> [Set exercise] Work out how many lines in the data hold the word "sulle", and reply with that number only.

## BEGIN Supplied information

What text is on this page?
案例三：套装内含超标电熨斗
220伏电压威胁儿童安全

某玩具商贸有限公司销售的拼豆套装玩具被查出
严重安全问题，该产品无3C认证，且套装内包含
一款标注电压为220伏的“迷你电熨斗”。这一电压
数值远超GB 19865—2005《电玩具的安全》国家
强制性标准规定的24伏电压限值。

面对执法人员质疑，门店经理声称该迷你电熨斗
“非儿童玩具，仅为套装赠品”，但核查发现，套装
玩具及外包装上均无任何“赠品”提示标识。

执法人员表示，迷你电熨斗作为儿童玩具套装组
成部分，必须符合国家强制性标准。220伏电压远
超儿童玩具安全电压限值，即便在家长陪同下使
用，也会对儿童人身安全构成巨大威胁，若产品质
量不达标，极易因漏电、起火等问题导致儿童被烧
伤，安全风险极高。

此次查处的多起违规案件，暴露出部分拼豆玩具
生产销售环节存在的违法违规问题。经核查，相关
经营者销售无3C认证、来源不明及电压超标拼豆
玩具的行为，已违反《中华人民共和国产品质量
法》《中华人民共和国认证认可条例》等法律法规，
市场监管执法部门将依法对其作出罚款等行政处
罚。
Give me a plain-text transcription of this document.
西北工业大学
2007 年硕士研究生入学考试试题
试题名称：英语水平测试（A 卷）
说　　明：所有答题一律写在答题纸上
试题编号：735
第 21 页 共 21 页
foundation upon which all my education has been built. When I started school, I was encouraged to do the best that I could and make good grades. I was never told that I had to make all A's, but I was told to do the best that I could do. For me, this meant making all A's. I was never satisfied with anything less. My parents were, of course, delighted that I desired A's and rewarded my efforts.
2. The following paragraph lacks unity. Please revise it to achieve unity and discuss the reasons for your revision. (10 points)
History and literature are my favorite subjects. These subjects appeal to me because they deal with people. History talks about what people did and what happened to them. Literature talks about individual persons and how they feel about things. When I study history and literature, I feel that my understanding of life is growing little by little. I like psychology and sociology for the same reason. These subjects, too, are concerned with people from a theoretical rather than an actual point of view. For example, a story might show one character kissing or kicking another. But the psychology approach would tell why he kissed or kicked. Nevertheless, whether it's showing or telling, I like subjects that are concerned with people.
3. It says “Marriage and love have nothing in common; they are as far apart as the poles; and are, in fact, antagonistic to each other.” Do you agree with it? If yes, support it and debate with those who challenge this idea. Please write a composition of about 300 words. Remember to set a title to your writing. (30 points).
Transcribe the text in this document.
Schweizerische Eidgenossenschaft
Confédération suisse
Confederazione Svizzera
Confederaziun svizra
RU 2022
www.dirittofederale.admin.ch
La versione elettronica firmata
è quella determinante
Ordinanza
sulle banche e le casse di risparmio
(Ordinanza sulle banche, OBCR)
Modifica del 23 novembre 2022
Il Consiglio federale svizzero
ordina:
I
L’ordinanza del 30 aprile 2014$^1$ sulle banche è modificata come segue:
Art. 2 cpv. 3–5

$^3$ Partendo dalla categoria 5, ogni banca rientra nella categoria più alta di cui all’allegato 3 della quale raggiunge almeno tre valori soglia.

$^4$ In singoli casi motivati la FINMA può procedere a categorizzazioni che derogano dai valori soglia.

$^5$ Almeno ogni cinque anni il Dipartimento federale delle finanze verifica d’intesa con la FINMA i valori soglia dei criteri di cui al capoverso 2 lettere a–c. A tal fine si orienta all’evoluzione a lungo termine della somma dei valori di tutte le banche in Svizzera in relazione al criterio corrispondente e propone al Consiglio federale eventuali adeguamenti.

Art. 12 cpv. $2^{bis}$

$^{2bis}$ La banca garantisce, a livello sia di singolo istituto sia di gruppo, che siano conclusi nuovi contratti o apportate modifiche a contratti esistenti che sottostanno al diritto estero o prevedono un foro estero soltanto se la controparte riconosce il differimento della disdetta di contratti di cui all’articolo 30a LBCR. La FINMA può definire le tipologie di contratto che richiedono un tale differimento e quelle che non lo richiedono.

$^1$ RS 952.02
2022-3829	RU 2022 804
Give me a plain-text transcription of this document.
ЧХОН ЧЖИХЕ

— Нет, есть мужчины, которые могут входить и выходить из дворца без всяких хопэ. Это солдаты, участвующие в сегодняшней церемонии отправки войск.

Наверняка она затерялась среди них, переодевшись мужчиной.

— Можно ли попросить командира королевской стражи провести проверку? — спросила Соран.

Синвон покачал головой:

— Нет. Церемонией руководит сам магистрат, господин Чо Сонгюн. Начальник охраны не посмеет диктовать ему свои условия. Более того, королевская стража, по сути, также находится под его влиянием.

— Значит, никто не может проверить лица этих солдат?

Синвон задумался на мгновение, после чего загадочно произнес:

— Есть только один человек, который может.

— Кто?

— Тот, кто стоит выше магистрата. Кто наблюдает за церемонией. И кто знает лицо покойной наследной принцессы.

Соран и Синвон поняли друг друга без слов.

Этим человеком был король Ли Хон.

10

## END Supplied information

> [Expected answer] 3